(Written problem) Only the number is wanted: how many lines of the data contain "till"?

= = = = = = =

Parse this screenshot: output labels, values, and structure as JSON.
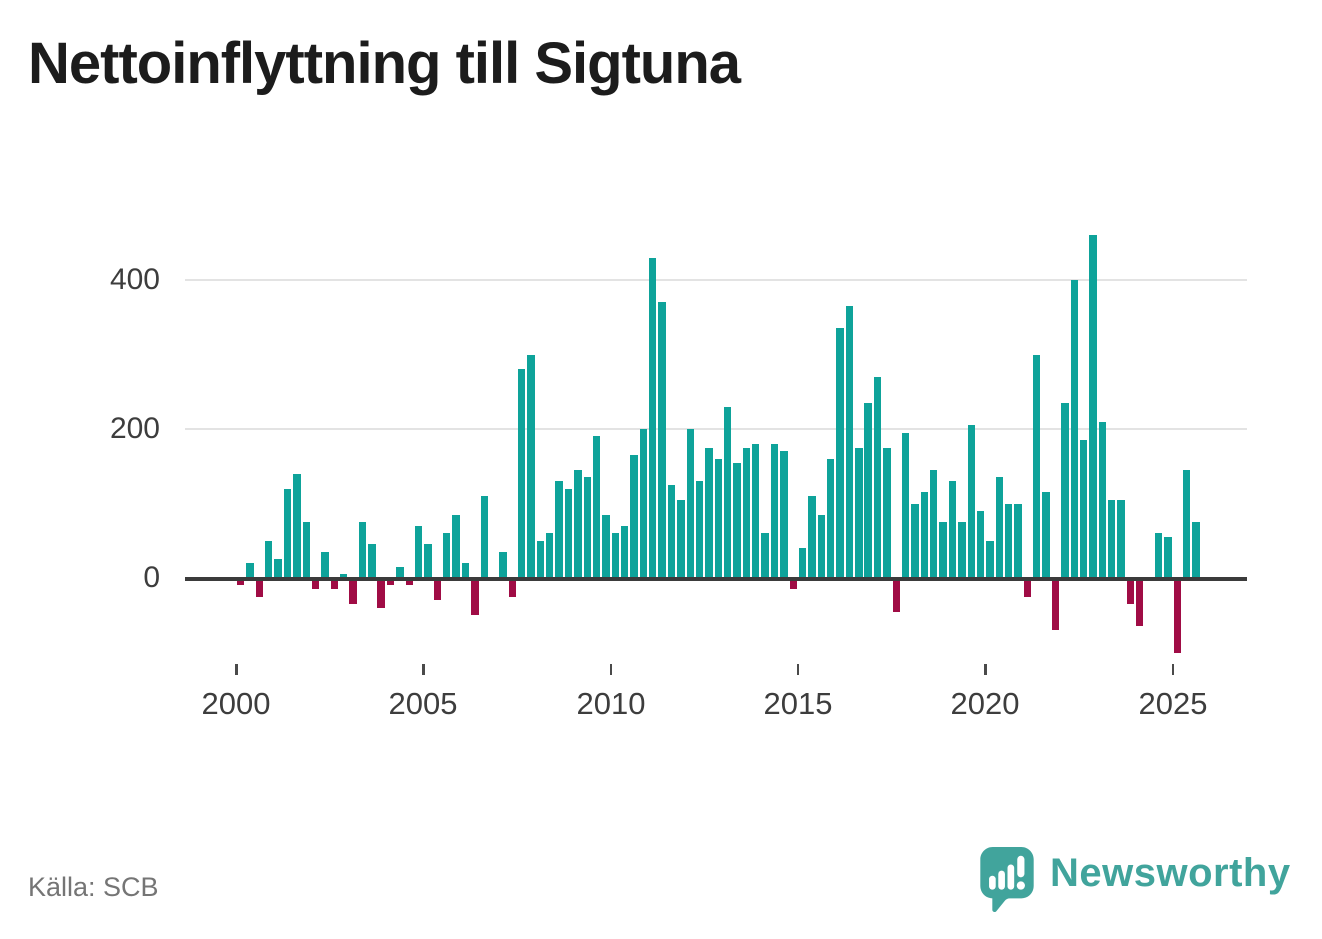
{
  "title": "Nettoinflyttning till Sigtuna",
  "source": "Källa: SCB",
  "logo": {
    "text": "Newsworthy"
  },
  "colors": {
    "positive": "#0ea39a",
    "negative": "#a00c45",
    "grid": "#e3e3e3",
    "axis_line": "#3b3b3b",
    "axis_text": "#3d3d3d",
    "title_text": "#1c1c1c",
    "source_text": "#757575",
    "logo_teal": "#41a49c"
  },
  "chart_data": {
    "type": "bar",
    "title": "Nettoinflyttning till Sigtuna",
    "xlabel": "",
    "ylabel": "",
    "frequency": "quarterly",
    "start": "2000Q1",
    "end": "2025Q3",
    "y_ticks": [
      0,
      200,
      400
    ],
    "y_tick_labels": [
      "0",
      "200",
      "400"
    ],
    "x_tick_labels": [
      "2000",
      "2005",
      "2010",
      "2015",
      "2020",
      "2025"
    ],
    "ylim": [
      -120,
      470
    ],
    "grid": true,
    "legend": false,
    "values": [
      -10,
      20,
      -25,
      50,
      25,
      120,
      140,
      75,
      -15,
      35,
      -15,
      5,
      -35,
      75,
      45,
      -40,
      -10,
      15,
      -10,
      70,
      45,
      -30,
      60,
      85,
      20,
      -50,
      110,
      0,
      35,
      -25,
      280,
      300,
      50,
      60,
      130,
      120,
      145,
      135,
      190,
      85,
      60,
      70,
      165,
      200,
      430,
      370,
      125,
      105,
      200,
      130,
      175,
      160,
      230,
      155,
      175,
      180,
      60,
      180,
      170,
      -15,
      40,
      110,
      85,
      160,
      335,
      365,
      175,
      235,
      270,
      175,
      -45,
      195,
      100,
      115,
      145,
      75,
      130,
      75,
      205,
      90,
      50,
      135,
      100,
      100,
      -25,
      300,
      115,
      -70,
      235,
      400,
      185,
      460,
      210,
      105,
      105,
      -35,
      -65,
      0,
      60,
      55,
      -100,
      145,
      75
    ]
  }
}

= = = = = = =

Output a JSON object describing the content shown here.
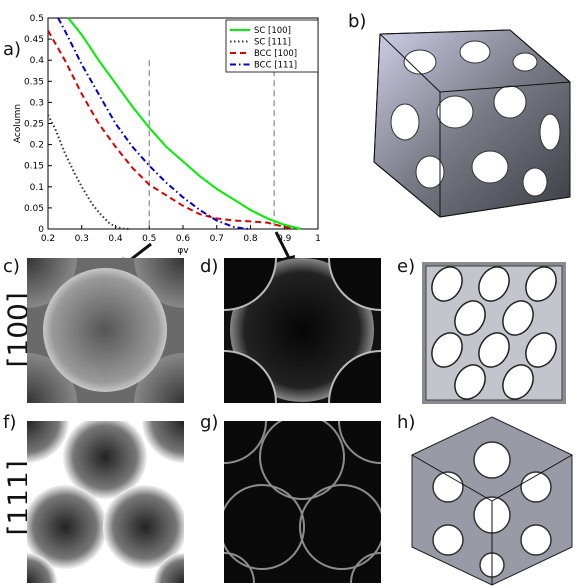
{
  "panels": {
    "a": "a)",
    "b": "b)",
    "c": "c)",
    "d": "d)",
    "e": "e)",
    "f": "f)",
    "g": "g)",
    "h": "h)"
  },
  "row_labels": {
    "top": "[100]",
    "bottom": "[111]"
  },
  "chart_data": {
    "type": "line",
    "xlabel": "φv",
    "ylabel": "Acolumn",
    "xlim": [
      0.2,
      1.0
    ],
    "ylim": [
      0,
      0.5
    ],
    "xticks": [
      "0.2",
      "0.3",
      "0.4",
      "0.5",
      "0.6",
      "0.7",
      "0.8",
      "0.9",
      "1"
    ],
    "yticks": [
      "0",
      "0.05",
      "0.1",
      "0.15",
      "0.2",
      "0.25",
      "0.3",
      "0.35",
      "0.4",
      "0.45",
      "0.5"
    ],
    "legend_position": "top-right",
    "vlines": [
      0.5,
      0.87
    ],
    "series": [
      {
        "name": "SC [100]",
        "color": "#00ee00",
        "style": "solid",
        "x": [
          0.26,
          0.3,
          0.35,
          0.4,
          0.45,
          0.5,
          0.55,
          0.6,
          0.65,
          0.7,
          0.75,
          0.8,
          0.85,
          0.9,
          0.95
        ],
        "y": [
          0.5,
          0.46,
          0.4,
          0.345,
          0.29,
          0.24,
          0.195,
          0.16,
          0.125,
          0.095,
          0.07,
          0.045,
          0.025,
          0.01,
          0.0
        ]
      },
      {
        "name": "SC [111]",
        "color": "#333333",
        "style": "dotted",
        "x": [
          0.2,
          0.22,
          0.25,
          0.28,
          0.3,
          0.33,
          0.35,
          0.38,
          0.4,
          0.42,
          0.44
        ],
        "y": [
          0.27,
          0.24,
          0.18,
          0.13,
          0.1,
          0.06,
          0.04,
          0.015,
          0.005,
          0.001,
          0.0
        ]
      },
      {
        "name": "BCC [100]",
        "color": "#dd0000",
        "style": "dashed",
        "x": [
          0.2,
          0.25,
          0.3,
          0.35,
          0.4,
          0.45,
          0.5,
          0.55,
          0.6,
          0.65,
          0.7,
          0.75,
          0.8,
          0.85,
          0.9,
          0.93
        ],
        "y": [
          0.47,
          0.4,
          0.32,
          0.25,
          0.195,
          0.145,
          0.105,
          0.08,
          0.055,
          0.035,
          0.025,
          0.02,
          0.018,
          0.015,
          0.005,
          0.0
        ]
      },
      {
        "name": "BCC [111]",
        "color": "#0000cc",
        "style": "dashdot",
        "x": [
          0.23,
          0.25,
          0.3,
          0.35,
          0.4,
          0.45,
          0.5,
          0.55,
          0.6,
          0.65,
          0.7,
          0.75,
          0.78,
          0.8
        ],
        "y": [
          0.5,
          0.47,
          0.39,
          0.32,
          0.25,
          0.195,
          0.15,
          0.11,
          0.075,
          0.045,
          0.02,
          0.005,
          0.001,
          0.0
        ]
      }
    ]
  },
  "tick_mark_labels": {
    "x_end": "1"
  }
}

= = = = = = =

(Full output) 2